- [Exercise goal]:
Copy out all of the data below with no alterations.

Records from a dataset:
[Start]

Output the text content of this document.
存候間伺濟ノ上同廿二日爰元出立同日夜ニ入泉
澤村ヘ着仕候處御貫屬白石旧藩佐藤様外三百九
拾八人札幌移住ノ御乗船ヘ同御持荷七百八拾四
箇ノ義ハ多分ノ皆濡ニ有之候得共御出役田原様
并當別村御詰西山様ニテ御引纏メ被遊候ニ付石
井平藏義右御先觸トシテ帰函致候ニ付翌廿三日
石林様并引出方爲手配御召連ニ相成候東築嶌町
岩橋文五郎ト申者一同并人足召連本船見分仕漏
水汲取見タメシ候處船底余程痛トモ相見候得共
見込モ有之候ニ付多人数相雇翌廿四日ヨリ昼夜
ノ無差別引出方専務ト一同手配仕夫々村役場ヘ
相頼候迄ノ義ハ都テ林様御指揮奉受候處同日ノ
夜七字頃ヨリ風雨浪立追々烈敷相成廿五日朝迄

[End]

- [The completed task]:
Output the text content of this document.
存候間伺濟ノ上同廿二日爰元出立同日夜ニ入泉
澤村ヘ着仕候處御貫屬白石旧藩佐藤様外三百九
拾八人札幌移住ノ御乗船ヘ同御持荷七百八拾四
箇ノ義ハ多分ノ皆濡ニ有之候得共御出役田原様
并當別村御詰西山様ニテ御引纏メ被遊候ニ付石
井平藏義右御先觸トシテ帰函致候ニ付翌廿三日
石林様并引出方爲手配御召連ニ相成候東築嶌町
岩橋文五郎ト申者一同并人足召連本船見分仕漏
水汲取見タメシ候處船底余程痛トモ相見候得共
見込モ有之候ニ付多人数相雇翌廿四日ヨリ昼夜
ノ無差別引出方専務ト一同手配仕夫々村役場ヘ
相頼候迄ノ義ハ都テ林様御指揮奉受候處同日ノ
夜七字頃ヨリ風雨浪立追々烈敷相成廿五日朝迄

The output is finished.